• **Problem description**: Extract every line below, verbatim.

###

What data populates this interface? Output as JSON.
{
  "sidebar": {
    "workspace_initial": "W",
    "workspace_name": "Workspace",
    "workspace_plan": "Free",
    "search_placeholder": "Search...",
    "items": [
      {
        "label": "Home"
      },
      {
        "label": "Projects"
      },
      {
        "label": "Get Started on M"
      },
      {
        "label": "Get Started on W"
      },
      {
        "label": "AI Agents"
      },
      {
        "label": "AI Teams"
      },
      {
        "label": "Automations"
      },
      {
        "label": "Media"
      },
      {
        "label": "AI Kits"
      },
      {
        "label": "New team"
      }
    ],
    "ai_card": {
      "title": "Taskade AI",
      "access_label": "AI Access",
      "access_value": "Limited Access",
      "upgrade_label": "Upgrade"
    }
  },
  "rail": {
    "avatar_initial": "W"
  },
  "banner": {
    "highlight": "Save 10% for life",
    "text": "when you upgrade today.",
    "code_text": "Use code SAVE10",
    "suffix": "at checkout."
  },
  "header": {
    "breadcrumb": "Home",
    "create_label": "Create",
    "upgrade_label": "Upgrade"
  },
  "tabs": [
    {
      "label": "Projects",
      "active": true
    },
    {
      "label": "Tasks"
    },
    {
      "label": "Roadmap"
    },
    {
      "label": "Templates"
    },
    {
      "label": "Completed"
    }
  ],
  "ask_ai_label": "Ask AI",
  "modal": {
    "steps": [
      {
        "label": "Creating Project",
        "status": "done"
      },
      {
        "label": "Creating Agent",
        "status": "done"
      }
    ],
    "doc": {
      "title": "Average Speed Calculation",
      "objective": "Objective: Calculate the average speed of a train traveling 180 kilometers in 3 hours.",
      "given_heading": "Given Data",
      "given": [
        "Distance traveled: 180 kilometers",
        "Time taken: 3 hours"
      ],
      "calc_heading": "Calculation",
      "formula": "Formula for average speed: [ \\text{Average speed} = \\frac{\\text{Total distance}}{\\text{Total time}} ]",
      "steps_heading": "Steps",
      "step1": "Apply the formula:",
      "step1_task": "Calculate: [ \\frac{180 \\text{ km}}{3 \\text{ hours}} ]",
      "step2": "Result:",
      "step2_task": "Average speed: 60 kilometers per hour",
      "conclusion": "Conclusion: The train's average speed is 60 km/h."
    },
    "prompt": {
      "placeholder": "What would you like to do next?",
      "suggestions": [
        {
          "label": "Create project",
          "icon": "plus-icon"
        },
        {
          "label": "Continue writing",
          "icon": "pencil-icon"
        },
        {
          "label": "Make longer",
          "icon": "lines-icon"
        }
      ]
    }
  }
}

###

• **Answer to the task**:
What data populates this interface? Output as JSON.
{
  "sidebar": {
    "workspace_initial": "W",
    "workspace_name": "Workspace",
    "workspace_plan": "Free",
    "search_placeholder": "Search...",
    "items": [
      {
        "label": "Home"
      },
      {
        "label": "Projects"
      },
      {
        "label": "Get Started on M"
      },
      {
        "label": "Get Started on W"
      },
      {
        "label": "AI Agents"
      },
      {
        "label": "AI Teams"
      },
      {
        "label": "Automations"
      },
      {
        "label": "Media"
      },
      {
        "label": "AI Kits"
      },
      {
        "label": "New team"
      }
    ],
    "ai_card": {
      "title": "Taskade AI",
      "access_label": "AI Access",
      "access_value": "Limited Access",
      "upgrade_label": "Upgrade"
    }
  },
  "rail": {
    "avatar_initial": "W"
  },
  "banner": {
    "highlight": "Save 10% for life",
    "text": "when you upgrade today.",
    "code_text": "Use code SAVE10",
    "suffix": "at checkout."
  },
  "header": {
    "breadcrumb": "Home",
    "create_label": "Create",
    "upgrade_label": "Upgrade"
  },
  "tabs": [
    {
      "label": "Projects",
      "active": true
    },
    {
      "label": "Tasks"
    },
    {
      "label": "Roadmap"
    },
    {
      "label": "Templates"
    },
    {
      "label": "Completed"
    }
  ],
  "ask_ai_label": "Ask AI",
  "modal": {
    "steps": [
      {
        "label": "Creating Project",
        "status": "done"
      },
      {
        "label": "Creating Agent",
        "status": "done"
      }
    ],
    "doc": {
      "title": "Average Speed Calculation",
      "objective": "Objective: Calculate the average speed of a train traveling 180 kilometers in 3 hours.",
      "given_heading": "Given Data",
      "given": [
        "Distance traveled: 180 kilometers",
        "Time taken: 3 hours"
      ],
      "calc_heading": "Calculation",
      "formula": "Formula for average speed: [ \\text{Average speed} = \\frac{\\text{Total distance}}{\\text{Total time}} ]",
      "steps_heading": "Steps",
      "step1": "Apply the formula:",
      "step1_task": "Calculate: [ \\frac{180 \\text{ km}}{3 \\text{ hours}} ]",
      "step2": "Result:",
      "step2_task": "Average speed: 60 kilometers per hour",
      "conclusion": "Conclusion: The train's average speed is 60 km/h."
    },
    "prompt": {
      "placeholder": "What would you like to do next?",
      "suggestions": [
        {
          "label": "Create project",
          "icon": "plus-icon"
        },
        {
          "label": "Continue writing",
          "icon": "pencil-icon"
        },
        {
          "label": "Make longer",
          "icon": "lines-icon"
        }
      ]
    }
  }
}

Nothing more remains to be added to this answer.